Entries:
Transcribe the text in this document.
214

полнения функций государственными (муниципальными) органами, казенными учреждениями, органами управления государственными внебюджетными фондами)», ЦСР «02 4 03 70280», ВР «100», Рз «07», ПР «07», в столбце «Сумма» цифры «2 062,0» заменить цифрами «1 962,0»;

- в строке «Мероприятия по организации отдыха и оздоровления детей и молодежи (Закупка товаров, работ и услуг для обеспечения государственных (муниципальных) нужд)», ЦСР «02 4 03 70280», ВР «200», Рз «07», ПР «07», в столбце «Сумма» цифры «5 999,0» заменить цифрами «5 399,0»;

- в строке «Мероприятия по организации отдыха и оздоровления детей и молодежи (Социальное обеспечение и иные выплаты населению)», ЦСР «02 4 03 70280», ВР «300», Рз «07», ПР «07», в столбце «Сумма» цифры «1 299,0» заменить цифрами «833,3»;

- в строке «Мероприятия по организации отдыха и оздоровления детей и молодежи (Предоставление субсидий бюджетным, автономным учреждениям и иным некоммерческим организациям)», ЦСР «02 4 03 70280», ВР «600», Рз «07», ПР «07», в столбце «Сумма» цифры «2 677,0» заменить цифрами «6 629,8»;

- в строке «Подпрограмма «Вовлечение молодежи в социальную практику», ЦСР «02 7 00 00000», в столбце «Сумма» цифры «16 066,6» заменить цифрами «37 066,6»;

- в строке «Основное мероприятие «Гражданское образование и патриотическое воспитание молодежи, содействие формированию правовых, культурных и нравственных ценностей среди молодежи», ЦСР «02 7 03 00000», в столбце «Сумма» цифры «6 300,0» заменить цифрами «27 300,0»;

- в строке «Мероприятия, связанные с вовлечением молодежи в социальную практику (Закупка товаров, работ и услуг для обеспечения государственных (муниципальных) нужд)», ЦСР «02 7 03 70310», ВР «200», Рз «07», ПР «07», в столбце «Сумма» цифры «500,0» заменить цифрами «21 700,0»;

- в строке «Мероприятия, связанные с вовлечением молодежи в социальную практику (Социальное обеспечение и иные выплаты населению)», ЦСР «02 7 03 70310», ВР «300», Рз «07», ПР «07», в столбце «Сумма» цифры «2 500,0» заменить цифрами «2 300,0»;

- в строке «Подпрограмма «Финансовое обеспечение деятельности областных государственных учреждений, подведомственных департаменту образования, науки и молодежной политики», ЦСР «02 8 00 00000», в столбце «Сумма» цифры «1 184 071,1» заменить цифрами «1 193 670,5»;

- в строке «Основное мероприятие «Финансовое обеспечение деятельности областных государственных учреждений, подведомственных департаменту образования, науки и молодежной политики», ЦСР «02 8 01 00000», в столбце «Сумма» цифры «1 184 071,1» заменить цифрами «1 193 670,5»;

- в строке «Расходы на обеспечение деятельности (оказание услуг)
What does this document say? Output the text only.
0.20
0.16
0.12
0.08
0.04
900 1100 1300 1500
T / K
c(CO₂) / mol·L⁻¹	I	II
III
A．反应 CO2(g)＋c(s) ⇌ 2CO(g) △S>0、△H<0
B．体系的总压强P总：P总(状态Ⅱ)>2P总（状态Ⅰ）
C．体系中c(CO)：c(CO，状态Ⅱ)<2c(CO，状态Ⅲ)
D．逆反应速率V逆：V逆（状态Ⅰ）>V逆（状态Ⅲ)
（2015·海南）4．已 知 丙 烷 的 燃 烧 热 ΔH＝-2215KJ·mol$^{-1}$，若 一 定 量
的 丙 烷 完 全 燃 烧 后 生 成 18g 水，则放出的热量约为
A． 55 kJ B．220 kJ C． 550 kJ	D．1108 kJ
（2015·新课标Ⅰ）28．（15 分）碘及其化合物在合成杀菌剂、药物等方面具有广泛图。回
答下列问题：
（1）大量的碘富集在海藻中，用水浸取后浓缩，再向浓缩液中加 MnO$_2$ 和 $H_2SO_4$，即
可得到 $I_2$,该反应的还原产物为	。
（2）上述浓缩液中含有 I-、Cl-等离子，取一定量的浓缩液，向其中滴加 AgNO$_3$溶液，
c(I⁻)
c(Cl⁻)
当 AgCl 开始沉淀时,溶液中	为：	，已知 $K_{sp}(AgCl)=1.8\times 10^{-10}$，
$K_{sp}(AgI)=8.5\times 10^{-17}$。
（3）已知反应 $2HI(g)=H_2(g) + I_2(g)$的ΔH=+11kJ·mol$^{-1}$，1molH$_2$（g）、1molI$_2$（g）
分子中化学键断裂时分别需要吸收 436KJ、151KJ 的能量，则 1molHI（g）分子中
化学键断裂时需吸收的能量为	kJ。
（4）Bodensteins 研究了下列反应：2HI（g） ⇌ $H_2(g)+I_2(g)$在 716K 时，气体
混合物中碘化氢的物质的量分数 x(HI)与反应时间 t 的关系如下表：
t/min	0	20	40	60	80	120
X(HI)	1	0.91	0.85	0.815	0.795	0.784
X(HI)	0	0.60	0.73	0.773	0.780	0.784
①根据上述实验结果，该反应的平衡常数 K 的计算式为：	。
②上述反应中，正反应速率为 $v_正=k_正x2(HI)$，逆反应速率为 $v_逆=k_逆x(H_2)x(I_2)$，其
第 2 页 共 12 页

Your goal: Report every line containing the word "областных" from the listing above.

Final result:
- в строке «Подпрограмма «Финансовое обеспечение деятельности областных государственных учреждений, подведомственных департаменту образования, науки и молодежной политики», ЦСР «02 8 00 00000», в столбце «Сумма» цифры «1 184 071,1» заменить цифрами «1 193 670,5»;
- в строке «Основное мероприятие «Финансовое обеспечение деятельности областных государственных учреждений, подведомственных департаменту образования, науки и молодежной политики», ЦСР «02 8 01 00000», в столбце «Сумма» цифры «1 184 071,1» заменить цифрами «1 193 670,5»;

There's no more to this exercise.